■ **Instructions to follow**
Within the records below, find each line that holds the string "الحفل", then copy it.

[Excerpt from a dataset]

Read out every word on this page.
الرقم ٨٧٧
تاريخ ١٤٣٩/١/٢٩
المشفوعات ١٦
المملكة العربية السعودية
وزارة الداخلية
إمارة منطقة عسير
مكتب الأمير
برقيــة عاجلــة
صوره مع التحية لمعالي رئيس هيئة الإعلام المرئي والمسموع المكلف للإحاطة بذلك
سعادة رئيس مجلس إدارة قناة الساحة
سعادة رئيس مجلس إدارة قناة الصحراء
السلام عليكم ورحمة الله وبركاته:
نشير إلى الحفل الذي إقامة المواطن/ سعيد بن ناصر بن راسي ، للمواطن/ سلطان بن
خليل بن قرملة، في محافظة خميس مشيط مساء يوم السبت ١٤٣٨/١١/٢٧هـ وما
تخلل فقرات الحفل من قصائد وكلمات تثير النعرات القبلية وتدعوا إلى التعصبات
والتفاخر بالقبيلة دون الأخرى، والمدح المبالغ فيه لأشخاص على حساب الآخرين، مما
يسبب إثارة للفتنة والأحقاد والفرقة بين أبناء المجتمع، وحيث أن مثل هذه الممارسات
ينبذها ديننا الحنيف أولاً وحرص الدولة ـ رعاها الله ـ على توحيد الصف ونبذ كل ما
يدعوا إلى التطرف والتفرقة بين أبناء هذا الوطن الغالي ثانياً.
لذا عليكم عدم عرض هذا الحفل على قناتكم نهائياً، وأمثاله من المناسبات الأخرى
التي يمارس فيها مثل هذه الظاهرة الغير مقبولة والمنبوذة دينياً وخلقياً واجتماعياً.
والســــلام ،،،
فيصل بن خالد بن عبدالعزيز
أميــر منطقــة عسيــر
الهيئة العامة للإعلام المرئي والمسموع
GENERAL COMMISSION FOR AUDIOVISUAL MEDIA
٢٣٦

■ **Solution for this problem**
نشير إلى الحفل الذي إقامة المواطن/ سعيد بن ناصر بن راسي ، للمواطن/ سلطان بن
تخلل فقرات الحفل من قصائد وكلمات تثير النعرات القبلية وتدعوا إلى التعصبات
لذا عليكم عدم عرض هذا الحفل على قناتكم نهائياً، وأمثاله من المناسبات الأخرى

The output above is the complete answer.